▶ **DOCUMENT EXTRACT**

What is it that relates a body of knowledge? Presumably, a community of thought. What is it that unites a community? Presumably self-organisation. Thus, knowledge and order are closely related. The notion of individual rationality created by the enlightenment thinkers was supported by those within the community they formed. It was so obviously before their eyes that they failed to realise how the actions of others influenced and shaped their views of themselves, their activity and the commitment to their project and vision of the world. They were self-organised, but their logic could not describe that. This notion of logical order came to dominate the subsequent organisation of the world, and the institutions within it. Each individual’s work would be ‘atomized’ or specialised in their specific field, collecting knowledge which can be thrown into the buck of knowledge. From Fordist production to scientific managerialism, Newton is the grandfather. As, anthropologist Karl Polanyi, writing in the 1940s, points out ‘no less a thinker than Adam Smith suggested that the division of labour in society was dependent upon the existence of markets.’ People could not organise themselves, but rather required guidance by the ‘invisible hand’, which was analogous to Newton’s concept of force. Creativity was replaced because the mechanistic assumptions guiding thinking could not conceptualise anything but control. So, assumptions became truisms, and a new vision of man and man’s rational order was built out of these assumptions. Polanyi continues:

in spite of the chorus of academic incarnations so persistent in the nineteenth century, gain and profit made on exchange never before played an important role in human economy… (Nonetheless) Herbert Spencer, in the second half of the nineteenth century, could, without more than a cursory acquaintance with economics, equate the principles of the division of labour with economics, and another fifty years later, Ludwig Von Mises and Walter Lippmann could repeat the same fallacy. But that time there was no need for argument. A host of writers on political economy, social history, political philosophy and general sociology followed in Smith’s wake and established his paradigm of the bartering savage as an axiom for their respective sciences.[9]

This truism is no longer discussed, but has been incorporated into reality via ‘the perception industry.’ The internal relations of any social institution, no matter what they think of themselves, are expressed in their organisation. The inability to recognise this is associated with the pervasive disconnect between thought and action, a product of the Enlightenment. Environmental philosopher Arran Gare argues that this is associated with the tendency to presuppose human as Hobbesian caricatures driven by the mechanical desire to seek appetites and avoid aversions, which directly challenged the Aristotelian view of humans as ‘political animals.’ He writes: ‘Aristotle argued that humans have an element in common with plants and animals, that is, vegetative activity. This is the irrational element of humans… However, humans are also capable of a higher rationality of participating in the governance of their communities and of enquiry to comprehend the world and their place within it.’[10] The problem is that the economic activity generated in our own time turns man into either a machine or a monster. However, Aristotle did not consider this view of rationality as the ‘natural state of individuals’ but ‘something won and maintained’ through being ‘members of an autonomous or self-governing State or community.’[11] Upon this basis, Aristotle argued that humans cannot reach their full potential, and therefore cannot become fully human, if they did not live in autonomous communities. This was the conception of liberty devised by Aristotle and was central to his characterisation of ‘the good life’ which was assumed by ‘all subsequent Western philosophy of ethics and politics’ whether assumed ‘overtly or covertly.’ Hobbes understood this and set out to ‘destroy the philosophical foundations on the basis of which liberty had been defended and extolled’ by destroying ‘Aristotle’s conception of humans.’[12] He did this by extrapolating a mechanical view of humans, which has, like the myth of the bartering savage, become institutionalised at the sub-verbal level of Western institutions. This mindless and imaginary archetype is destroying the conditions for life on earth.

▶ **MATERIAL**

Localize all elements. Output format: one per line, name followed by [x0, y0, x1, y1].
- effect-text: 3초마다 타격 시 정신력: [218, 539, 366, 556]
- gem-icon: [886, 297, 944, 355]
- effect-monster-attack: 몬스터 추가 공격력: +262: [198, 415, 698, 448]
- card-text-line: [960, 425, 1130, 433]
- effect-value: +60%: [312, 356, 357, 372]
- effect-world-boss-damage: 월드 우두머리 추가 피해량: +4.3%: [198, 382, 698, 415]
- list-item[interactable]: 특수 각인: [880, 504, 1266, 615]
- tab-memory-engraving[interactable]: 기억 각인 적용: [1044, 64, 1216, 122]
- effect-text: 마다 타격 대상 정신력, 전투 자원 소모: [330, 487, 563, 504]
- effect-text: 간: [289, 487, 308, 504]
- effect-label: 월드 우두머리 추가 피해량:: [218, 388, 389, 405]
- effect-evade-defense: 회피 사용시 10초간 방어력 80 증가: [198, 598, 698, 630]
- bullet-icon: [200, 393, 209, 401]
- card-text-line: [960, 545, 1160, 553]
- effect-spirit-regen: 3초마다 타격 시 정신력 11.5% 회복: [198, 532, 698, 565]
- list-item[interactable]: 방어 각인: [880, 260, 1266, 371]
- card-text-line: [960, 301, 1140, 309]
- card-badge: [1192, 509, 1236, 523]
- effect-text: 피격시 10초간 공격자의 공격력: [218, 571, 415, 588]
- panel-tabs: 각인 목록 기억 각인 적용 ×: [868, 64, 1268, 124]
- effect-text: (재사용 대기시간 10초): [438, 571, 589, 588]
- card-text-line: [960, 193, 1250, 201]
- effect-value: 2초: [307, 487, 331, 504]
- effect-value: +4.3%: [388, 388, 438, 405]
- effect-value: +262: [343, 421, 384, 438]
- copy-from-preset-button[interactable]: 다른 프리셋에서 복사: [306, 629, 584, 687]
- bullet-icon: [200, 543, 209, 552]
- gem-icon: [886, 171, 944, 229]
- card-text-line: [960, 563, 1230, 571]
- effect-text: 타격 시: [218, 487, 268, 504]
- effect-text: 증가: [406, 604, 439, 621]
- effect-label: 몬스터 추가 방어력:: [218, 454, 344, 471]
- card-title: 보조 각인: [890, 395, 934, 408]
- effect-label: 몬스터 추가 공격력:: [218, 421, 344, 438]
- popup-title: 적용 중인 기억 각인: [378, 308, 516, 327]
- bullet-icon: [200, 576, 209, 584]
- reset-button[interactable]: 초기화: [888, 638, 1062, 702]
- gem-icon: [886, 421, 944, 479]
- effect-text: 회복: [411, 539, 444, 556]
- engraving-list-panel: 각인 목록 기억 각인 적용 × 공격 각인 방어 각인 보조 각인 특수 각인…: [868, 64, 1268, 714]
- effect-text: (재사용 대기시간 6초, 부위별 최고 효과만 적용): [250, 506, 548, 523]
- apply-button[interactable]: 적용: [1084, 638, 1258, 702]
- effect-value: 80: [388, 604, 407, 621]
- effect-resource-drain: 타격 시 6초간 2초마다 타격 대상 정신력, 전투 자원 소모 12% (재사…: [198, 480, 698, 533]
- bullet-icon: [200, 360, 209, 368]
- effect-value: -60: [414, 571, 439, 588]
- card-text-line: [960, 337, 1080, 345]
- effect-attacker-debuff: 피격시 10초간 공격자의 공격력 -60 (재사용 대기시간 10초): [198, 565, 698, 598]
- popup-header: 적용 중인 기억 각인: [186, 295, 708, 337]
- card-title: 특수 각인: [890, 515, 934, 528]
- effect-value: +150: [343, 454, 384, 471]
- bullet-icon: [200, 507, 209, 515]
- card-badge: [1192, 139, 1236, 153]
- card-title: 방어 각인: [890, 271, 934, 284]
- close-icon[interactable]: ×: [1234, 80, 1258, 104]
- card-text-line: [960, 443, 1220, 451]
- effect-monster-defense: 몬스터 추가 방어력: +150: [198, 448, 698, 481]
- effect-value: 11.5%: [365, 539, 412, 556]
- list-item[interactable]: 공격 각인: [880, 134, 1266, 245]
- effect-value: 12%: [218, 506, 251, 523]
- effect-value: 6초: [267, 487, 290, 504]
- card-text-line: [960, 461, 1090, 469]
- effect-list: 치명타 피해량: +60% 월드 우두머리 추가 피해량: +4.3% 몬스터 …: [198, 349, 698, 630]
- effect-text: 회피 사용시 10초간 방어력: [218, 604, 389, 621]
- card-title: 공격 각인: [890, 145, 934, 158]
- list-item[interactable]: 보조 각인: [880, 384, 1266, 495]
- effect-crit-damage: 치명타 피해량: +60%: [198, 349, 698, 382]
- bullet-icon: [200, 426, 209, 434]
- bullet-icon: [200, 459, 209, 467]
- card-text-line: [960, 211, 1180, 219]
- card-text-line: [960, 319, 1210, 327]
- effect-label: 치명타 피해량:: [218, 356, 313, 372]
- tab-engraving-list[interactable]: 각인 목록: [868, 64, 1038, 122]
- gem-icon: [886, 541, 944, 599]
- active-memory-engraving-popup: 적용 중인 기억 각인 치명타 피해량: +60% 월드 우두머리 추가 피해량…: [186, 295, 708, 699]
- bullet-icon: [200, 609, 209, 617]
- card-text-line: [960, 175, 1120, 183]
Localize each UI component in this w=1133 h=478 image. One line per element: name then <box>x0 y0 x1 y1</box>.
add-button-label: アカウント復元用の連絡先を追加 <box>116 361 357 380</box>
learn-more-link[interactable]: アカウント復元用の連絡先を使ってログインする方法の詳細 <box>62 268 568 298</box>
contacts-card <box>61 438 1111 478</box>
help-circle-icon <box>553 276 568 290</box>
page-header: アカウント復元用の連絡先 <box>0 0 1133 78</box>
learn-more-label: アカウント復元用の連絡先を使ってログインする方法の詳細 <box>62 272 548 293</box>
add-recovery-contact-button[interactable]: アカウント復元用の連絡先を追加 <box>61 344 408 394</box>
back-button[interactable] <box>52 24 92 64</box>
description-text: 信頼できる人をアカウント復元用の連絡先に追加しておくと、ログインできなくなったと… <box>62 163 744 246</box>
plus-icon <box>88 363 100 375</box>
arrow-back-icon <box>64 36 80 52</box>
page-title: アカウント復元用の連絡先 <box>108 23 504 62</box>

▶ **WHAT THIS TASK INVOLVES**
Could you resume the essay on Enlightenment rationality and Hobbes's mechanical view of humans, picking up right after its final sentence? The rows have nothing to do with what is asked here.

▶ **THE RESPONSE**
Goldmann argues society is as much a dynamic subject as it is an object, organised by semi-autonomous groups of activity, which coalesce under some vague form of representation, which provide sense and meaning to action. Yet ‘certain groups are particularly important because their actions and behaviours tend to structure society as a whole.’[13] It is these groups who tend to close this vague representation, and make it appear unchanging, paving the way for transformation or collapse. The globalisation of the economy has led to the situation where what appears to be semi-autonomous institutions are actually organised under the same rules, committing ourselves to one path and the actualisation of one potential among many.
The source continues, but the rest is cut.